## 任務說明 1:
能用兩句話概括這段談詩與攝影理論的節錄嗎?
## 任務說明 2:
能否接著這段論詩的語言的節錄,從最後一句之後繼續寫下去?

## 節錄:
□ □ □
大多數關於攝影的理論寫作都局限於單純的經驗描述或單純的美學思辨。然而,攝影自然會提出現象本身的意義問題。(木焱:創作者為了將其創作的對象地位提昇,往往神格化這些對象,好比語言、攝影、舞蹈、文學、詩歌。)
木焱:蒙娜麗莎的微笑被盜,人們卻欣賞畫作被盜之後留在牆上的畫框印。國王的新衣一樣寓言了俗民的觀看角度,往往受媒體、學術理論、強勢言詞所影響。詩人必須有自覺於外的靈性,超然的感受力,但這些往往只在年少懵懂時期才會發生,因為那時對事物的新鮮感,延意出種種詮釋,或許有錯誤,卻是美麗的錯誤。
美國文學批評家布魯姆(Harold Bloom,1930~ ):若要走出前輩詩人的陰影,就得拋開歷時性的束縛,也就是超越歷史和時間進入純文本性比較。對於這種比較,後來詩人和前驅詩人的作品實際上都不是獨創的或獨立的”詩”,它們只是各種前人的”詩”的文本的交叉體現(intertextuality)。

木焱:寫詩是不及物動詞

1. 延伸閱讀:臺北,木焱;影響的焦慮,Harold Bloom;中國先鋒詩歌論,陳超;台灣當代新詩理論,孟樊;Another Way of Telling,John Berger;文明的孩子,Joseph Brodsky;西方美學簡史,Monroe C.Beardsley;診所早晨的晴日寫生,許赫;時間之書,里爾克;藝術的精神性、藝術與藝術家論、點線面,康丁斯基著;美學理論,阿多諾著;深淵,瘂弦著;十三朵白菊花,周夢蝶著

2. 現代詩辭典
「詩的語言」
整理/謝三進

1.
何謂詩的語言,簡單的說至少要是比喻性的語言,也就是一種「代替」與「轉換」的功能。詩不可能直指真實,詩也不真實,但詩是真實與說謊的辯證,這種辯證隨時引伸新的可能,那可能即意義本身,詩的意義就在一物與一物之間的轉換,事件與事件之間的引伸,其不等於純然的客體描述,何來客體之真實展示呢?……所以尼采自一八七三年寫出「隱喻語言之荒謬」,古典修辭家視隱喻不過為修辭技巧,尼采提升它,以為吾人認識客體之基礎,並且是一切語言之表徵,特別是詩的語言。
□ □ □
(從資料集擷取的資料)
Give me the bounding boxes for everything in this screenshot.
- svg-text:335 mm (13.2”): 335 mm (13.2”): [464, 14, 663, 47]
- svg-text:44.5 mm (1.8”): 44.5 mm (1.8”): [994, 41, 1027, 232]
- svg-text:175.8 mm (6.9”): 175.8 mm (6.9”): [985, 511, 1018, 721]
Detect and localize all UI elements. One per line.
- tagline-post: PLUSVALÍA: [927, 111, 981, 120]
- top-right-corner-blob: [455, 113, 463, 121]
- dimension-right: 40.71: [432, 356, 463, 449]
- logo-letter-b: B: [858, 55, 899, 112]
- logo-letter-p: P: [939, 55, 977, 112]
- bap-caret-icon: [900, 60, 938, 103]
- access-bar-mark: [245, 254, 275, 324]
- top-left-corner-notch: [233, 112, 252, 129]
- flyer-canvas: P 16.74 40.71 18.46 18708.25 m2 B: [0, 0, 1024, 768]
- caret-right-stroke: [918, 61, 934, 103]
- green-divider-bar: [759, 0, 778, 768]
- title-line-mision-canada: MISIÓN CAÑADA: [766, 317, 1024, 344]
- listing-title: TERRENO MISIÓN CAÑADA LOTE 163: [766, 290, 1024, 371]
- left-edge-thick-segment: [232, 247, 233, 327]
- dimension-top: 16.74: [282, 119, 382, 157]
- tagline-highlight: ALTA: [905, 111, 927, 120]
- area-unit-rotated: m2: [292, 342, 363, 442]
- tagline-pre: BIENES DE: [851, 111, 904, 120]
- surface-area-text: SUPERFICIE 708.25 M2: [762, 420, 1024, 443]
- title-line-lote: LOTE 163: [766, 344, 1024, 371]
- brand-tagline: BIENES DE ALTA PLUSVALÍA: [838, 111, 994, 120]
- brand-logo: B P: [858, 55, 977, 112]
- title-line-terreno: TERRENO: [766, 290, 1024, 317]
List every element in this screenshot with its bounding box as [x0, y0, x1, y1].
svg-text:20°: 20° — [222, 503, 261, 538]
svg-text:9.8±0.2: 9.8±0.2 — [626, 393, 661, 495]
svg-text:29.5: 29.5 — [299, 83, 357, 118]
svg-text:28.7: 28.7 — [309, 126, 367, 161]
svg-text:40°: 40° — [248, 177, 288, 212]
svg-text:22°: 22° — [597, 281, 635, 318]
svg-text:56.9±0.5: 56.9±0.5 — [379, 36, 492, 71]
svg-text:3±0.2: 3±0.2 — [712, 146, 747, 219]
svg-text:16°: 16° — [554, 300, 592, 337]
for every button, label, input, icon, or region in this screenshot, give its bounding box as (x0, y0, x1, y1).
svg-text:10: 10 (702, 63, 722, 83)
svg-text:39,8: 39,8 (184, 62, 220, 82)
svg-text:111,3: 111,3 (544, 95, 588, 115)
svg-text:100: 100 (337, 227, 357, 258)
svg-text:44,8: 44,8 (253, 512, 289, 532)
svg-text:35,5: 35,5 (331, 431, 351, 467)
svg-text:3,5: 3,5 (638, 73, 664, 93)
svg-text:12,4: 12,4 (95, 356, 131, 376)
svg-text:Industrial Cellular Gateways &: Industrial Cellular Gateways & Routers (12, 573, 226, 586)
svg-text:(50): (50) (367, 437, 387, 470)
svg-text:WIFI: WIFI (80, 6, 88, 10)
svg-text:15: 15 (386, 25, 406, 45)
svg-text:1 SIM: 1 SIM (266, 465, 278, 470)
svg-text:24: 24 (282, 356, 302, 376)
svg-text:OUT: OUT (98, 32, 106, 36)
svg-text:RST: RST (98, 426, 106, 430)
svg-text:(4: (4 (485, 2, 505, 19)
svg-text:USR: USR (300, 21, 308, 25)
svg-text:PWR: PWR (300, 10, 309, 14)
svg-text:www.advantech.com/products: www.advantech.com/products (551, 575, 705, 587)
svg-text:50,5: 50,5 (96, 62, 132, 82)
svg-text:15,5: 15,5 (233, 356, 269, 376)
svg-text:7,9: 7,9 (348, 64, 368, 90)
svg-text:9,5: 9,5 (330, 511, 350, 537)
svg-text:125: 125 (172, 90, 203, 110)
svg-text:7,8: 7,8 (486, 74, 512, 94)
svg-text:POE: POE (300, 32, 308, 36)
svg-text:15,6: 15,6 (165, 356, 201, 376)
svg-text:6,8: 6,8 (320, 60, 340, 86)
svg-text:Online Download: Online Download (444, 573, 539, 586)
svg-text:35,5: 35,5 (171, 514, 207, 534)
□ □ □
## 練習成果 1:
節錄指出多數攝影理論寫作局限於經驗描述或美學思辨,並引述布魯姆的主張:後來詩人若要走出前輩陰影,就得超越歷史和時間進入純文本性比較,因為詩作只是前人文本的交叉體現。文中另說明詩的語言至少是具「代替」與「轉換」功能的比喻性語言,詩是真實與說謊的辯證,而尼采把隱喻提升為認識客體的基礎與一切語言的表徵。

## 練習成果 2:
──〈一首問題詩的問題詮釋〉
游喚1980

2.
美國1950、60年代的「紐約學派」(New York School)(超現實主義一派)著名詩人布萊(Robert Bly , 1926-)以為:「詩表達出那些我們剛剛開始想到的、還沒有思考的念頭。」(The poem expresses what we are just beginning to think, thoughts we have not yet thought.)他說感覺是難以形容的,所以必須依賴意象──我們的「夢境語言」──來表達感覺;用意象試圖描述我們意識難以企及的真理。
──〈西方現代主義流派簡釋──超現實主義〉
陳義芝(收錄於《聲納──台灣現代主義詩學流變》2006 )

3.
詩語言會夸夸其談其實是修辭策略的運用。修辭是詩人巧妙地發揮想像情境的一種高級藝術,也是充份表達思想的一種手段。但古人也說過,文欲其工應在情欲「信」的前提之下,才可獲致「巧」的效果。……
在文學藝術中,英國詩人雪萊對詩的解釋是「詩乃想像的表現」,因為豐富的想像力可以使不具形的思想實感起來,可以使平面的東西立體起來,可以使死板的文字生活起來。而一般讀者的惰性是十分厭惡那種陳陳相因的構思,似曾相識的形象和人云亦云的語言。詩人乃運用想像力,不照既有和現成的規範,獨自地創造出新的形象,變為新的意象結構與藝術情境,以迎合讀者喜新厭舊好奇的心理。……詩雖出於想像,卻仍離不開客觀事實之對證,詩可以無中生有,但不可有卻無脈絡可尋。
──〈第62問 白髮三千丈?〉
向明(收錄於《新詩 後50問》1998)

4.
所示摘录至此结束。